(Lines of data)

============================================================

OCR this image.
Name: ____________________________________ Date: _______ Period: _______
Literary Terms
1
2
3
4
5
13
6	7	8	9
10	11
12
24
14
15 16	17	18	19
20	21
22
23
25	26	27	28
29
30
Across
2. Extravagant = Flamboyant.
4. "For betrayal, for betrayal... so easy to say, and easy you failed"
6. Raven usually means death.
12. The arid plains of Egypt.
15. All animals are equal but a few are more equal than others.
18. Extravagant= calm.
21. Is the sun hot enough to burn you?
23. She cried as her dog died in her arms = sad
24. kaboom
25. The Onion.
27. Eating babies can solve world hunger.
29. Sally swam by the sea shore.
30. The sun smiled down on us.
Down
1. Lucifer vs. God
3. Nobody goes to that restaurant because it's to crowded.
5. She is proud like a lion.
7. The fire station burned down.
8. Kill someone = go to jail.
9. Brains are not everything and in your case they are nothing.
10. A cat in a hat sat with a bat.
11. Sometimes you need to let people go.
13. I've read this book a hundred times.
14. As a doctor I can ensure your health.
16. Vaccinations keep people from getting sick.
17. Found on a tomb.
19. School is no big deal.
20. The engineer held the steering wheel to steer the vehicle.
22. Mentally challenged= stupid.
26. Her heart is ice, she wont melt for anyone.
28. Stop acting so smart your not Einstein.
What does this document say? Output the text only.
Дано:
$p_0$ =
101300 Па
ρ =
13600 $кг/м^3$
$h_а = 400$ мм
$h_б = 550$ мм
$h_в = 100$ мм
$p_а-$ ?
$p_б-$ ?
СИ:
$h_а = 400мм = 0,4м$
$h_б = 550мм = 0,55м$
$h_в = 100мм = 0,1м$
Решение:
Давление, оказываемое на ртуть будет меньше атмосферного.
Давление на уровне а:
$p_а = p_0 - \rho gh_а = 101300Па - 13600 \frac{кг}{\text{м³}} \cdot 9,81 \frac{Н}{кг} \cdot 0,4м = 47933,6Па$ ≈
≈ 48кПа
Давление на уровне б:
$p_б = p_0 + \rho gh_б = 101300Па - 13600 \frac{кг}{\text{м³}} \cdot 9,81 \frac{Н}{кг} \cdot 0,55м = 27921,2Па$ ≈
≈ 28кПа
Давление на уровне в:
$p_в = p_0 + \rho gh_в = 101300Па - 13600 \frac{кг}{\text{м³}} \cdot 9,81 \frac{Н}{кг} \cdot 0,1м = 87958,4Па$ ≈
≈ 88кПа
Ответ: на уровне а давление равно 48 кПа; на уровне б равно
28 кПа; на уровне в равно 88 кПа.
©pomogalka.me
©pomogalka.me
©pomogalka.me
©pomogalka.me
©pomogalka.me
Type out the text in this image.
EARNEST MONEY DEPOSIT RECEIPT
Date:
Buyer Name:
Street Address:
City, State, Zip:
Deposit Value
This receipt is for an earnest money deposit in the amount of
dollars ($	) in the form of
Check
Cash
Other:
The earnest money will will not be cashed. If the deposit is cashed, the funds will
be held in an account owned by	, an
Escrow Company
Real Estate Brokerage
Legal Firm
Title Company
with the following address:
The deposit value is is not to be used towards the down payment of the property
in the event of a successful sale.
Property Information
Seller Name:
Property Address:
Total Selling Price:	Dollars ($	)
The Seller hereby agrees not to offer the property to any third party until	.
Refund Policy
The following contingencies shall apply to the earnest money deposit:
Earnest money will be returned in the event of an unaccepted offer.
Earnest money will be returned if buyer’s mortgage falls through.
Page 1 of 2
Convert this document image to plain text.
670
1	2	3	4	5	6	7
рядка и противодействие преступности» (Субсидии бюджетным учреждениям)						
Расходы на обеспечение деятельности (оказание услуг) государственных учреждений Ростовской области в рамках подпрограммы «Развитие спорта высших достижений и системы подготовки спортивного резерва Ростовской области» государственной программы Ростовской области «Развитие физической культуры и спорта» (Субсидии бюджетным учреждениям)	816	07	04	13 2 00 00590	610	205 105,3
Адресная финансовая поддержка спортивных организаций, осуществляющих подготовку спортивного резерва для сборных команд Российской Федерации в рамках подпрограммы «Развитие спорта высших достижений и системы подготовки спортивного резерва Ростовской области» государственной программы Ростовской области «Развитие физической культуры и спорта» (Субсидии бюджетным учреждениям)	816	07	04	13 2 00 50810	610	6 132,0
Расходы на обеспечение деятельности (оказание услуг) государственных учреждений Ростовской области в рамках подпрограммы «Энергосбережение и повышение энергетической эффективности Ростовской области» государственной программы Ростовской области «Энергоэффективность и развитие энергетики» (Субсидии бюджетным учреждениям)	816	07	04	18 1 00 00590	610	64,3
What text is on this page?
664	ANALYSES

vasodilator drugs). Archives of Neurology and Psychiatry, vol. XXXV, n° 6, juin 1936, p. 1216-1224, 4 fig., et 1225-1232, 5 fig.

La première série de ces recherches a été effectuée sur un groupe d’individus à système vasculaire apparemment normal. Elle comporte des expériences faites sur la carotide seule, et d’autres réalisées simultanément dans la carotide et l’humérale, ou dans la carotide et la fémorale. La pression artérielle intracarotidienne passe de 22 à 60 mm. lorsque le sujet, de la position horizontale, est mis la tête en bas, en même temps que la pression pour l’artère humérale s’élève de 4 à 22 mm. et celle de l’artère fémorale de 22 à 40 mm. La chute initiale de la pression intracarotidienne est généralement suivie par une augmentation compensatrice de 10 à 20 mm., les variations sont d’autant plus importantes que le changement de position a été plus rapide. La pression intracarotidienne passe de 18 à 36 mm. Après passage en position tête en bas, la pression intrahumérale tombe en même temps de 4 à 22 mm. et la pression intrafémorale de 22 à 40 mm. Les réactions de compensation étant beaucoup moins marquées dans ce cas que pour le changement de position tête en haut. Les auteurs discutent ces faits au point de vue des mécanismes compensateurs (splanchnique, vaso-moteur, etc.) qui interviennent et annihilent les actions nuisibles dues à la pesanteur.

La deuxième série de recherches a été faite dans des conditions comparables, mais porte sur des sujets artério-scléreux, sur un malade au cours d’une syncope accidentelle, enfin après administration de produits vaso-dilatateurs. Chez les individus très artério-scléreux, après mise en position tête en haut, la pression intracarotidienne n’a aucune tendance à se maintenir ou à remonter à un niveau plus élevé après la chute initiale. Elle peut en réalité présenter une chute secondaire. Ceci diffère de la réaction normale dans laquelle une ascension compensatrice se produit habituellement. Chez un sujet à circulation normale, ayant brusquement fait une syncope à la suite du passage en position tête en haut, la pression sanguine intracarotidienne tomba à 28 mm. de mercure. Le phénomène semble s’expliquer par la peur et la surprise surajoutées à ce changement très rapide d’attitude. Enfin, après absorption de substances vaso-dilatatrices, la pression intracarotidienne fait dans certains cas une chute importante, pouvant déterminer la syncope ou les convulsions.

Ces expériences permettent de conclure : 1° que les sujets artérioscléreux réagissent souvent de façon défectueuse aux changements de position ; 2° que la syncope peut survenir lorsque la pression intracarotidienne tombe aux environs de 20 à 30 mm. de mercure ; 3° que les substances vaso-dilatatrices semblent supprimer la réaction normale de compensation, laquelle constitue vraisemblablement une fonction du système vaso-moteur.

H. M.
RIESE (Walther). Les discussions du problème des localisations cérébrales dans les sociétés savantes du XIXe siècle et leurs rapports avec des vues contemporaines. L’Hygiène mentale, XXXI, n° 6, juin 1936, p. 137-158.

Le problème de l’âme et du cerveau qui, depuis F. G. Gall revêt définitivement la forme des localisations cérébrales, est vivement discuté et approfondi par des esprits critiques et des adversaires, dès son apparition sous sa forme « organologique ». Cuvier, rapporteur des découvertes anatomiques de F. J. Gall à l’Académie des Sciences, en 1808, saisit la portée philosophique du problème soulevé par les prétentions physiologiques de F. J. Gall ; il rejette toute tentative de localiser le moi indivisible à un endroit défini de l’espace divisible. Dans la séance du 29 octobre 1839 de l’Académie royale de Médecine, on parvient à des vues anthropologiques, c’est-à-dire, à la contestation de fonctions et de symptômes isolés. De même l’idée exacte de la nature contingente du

============================================================

### What to produce
Copy out every line of the material above that mentions the word "document".

### Right answer
What does this document say? Output the text only.
Convert this document image to plain text.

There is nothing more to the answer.